▸ PROBLEM
Exclude all pictures, then copy each of the records exactly as written.

(Data records)
......

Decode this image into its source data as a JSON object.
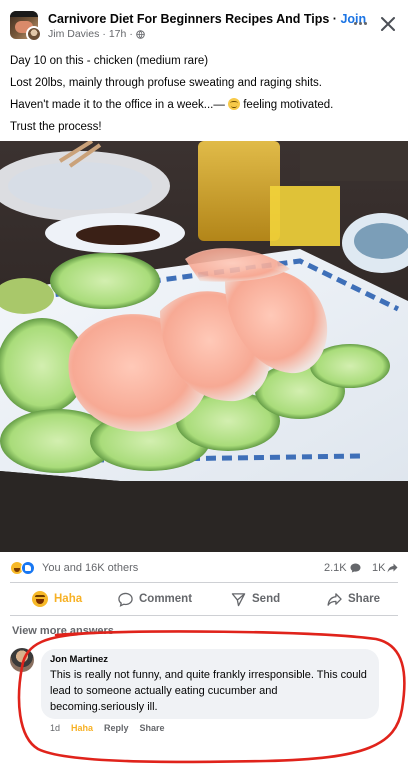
{
  "header": {
    "group_name": "Carnivore Diet For Beginners Recipes And Tips",
    "separator": " · ",
    "join_label": "Join",
    "author": "Jim Davies",
    "time": "17h",
    "close_label": "×"
  },
  "post": {
    "lines": [
      "Day 10 on this - chicken (medium rare)",
      "Lost 20lbs, mainly through profuse sweating and raging shits.",
      "Haven't made it to the office in a week...— ",
      "Trust the process!"
    ],
    "feeling": " feeling motivated."
  },
  "summary": {
    "reactors": "You and 16K others",
    "comments": "2.1K",
    "shares": "1K"
  },
  "actions": {
    "haha": "Haha",
    "comment": "Comment",
    "send": "Send",
    "share": "Share"
  },
  "comments": {
    "view_more": "View more answers",
    "items": [
      {
        "name": "Jon Martinez",
        "text": "This is really not funny, and quite frankly irresponsible. This could lead to someone actually eating cucumber and becoming.seriously ill.",
        "time": "1d",
        "reaction": "Haha",
        "reply": "Reply",
        "share": "Share"
      }
    ]
  },
  "colors": {
    "accent": "#1b74e4",
    "haha": "#f7b125",
    "annotation": "#e0231b",
    "muted": "#65676b"
  }
}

......

▸ SOLUTION TO THIS PROBLEM
Decode this image into its source data as a JSON object.
{
  "header": {
    "group_name": "Carnivore Diet For Beginners Recipes And Tips",
    "separator": " · ",
    "join_label": "Join",
    "author": "Jim Davies",
    "time": "17h",
    "close_label": "×"
  },
  "post": {
    "lines": [
      "Day 10 on this - chicken (medium rare)",
      "Lost 20lbs, mainly through profuse sweating and raging shits.",
      "Haven't made it to the office in a week...— ",
      "Trust the process!"
    ],
    "feeling": " feeling motivated."
  },
  "summary": {
    "reactors": "You and 16K others",
    "comments": "2.1K",
    "shares": "1K"
  },
  "actions": {
    "haha": "Haha",
    "comment": "Comment",
    "send": "Send",
    "share": "Share"
  },
  "comments": {
    "view_more": "View more answers",
    "items": [
      {
        "name": "Jon Martinez",
        "text": "This is really not funny, and quite frankly irresponsible. This could lead to someone actually eating cucumber and becoming.seriously ill.",
        "time": "1d",
        "reaction": "Haha",
        "reply": "Reply",
        "share": "Share"
      }
    ]
  },
  "colors": {
    "accent": "#1b74e4",
    "haha": "#f7b125",
    "annotation": "#e0231b",
    "muted": "#65676b"
  }
}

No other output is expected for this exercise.